▶ _What the task requires_: The data must be returned in full and exactly as given.

▶ _Entries shown_:

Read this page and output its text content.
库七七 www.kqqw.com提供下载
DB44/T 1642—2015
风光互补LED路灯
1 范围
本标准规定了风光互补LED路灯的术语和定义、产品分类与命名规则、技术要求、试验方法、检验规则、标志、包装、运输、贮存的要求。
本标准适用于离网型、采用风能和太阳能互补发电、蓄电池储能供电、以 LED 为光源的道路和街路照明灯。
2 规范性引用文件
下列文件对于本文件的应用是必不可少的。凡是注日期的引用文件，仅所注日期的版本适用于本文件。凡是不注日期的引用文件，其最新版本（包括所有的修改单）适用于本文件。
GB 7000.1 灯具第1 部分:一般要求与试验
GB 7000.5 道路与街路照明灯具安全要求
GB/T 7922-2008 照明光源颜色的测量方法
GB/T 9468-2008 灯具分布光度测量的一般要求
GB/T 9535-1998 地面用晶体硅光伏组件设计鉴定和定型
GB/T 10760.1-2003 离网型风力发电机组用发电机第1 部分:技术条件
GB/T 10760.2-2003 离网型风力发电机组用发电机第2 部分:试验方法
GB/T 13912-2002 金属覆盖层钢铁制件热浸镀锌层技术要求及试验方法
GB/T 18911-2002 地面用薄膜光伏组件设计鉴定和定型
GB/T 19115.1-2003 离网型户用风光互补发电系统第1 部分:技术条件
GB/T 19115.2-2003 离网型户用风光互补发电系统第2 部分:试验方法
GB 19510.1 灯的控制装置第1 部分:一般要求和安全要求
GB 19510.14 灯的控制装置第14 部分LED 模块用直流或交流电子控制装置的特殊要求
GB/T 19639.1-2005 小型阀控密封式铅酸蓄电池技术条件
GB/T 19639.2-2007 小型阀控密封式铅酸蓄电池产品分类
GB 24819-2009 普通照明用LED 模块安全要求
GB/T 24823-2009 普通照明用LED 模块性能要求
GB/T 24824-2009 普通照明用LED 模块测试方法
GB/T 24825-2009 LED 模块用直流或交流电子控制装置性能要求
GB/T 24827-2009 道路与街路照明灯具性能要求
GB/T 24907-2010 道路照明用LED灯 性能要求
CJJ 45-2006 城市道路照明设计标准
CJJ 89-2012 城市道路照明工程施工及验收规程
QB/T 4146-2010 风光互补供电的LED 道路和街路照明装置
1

▶ _Full answer_:
Read this page and output its text content.
库七七 www.kqqw.com提供下载
DB44/T 1642—2015
风光互补LED路灯
1 范围
本标准规定了风光互补LED路灯的术语和定义、产品分类与命名规则、技术要求、试验方法、检验规则、标志、包装、运输、贮存的要求。
本标准适用于离网型、采用风能和太阳能互补发电、蓄电池储能供电、以 LED 为光源的道路和街路照明灯。
2 规范性引用文件
下列文件对于本文件的应用是必不可少的。凡是注日期的引用文件，仅所注日期的版本适用于本文件。凡是不注日期的引用文件，其最新版本（包括所有的修改单）适用于本文件。
GB 7000.1 灯具第1 部分:一般要求与试验
GB 7000.5 道路与街路照明灯具安全要求
GB/T 7922-2008 照明光源颜色的测量方法
GB/T 9468-2008 灯具分布光度测量的一般要求
GB/T 9535-1998 地面用晶体硅光伏组件设计鉴定和定型
GB/T 10760.1-2003 离网型风力发电机组用发电机第1 部分:技术条件
GB/T 10760.2-2003 离网型风力发电机组用发电机第2 部分:试验方法
GB/T 13912-2002 金属覆盖层钢铁制件热浸镀锌层技术要求及试验方法
GB/T 18911-2002 地面用薄膜光伏组件设计鉴定和定型
GB/T 19115.1-2003 离网型户用风光互补发电系统第1 部分:技术条件
GB/T 19115.2-2003 离网型户用风光互补发电系统第2 部分:试验方法
GB 19510.1 灯的控制装置第1 部分:一般要求和安全要求
GB 19510.14 灯的控制装置第14 部分LED 模块用直流或交流电子控制装置的特殊要求
GB/T 19639.1-2005 小型阀控密封式铅酸蓄电池技术条件
GB/T 19639.2-2007 小型阀控密封式铅酸蓄电池产品分类
GB 24819-2009 普通照明用LED 模块安全要求
GB/T 24823-2009 普通照明用LED 模块性能要求
GB/T 24824-2009 普通照明用LED 模块测试方法
GB/T 24825-2009 LED 模块用直流或交流电子控制装置性能要求
GB/T 24827-2009 道路与街路照明灯具性能要求
GB/T 24907-2010 道路照明用LED灯 性能要求
CJJ 45-2006 城市道路照明设计标准
CJJ 89-2012 城市道路照明工程施工及验收规程
QB/T 4146-2010 风光互补供电的LED 道路和街路照明装置
1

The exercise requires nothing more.